>>>>

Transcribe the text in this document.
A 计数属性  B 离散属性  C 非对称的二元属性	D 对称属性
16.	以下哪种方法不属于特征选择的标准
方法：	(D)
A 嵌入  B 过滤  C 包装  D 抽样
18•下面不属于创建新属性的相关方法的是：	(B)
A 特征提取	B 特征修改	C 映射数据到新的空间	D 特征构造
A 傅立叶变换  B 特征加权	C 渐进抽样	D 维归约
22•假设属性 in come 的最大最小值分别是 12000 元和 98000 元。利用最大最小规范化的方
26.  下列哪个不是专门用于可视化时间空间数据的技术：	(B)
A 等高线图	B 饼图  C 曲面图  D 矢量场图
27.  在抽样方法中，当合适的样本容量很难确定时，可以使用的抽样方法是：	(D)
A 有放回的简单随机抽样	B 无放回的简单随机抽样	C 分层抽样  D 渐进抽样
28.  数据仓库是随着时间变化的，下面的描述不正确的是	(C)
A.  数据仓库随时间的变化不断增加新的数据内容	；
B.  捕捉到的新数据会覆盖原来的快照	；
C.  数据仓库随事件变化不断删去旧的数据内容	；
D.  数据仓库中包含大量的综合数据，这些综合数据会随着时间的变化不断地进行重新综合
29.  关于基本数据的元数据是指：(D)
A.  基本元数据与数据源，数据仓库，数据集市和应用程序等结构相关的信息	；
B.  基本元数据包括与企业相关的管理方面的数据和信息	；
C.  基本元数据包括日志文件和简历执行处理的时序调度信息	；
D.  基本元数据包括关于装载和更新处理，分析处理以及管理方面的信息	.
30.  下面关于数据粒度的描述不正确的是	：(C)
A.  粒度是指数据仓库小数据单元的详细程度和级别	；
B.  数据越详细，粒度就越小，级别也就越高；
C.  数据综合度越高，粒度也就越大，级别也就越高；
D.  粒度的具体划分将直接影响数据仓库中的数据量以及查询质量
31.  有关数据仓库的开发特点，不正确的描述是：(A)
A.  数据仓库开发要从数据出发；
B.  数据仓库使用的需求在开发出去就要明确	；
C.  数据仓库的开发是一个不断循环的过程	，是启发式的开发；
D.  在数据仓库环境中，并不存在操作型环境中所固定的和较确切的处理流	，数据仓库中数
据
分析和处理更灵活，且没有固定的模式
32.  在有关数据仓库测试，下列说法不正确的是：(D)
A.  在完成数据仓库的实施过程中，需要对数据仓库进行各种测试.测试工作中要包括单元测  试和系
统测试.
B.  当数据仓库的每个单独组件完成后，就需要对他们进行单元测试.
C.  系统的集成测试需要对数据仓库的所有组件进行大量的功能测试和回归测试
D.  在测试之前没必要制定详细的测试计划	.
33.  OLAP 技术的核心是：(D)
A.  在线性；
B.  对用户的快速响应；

<<<<

*TASK BRIEF*
In the lines above, locate the string "渐进抽样". Copy every line where it occurs.

*SOLUTION FOR THIS PROBLEM*
A 傅立叶变换  B 特征加权	C 渐进抽样	D 维归约
A 有放回的简单随机抽样	B 无放回的简单随机抽样	C 分层抽样  D 渐进抽样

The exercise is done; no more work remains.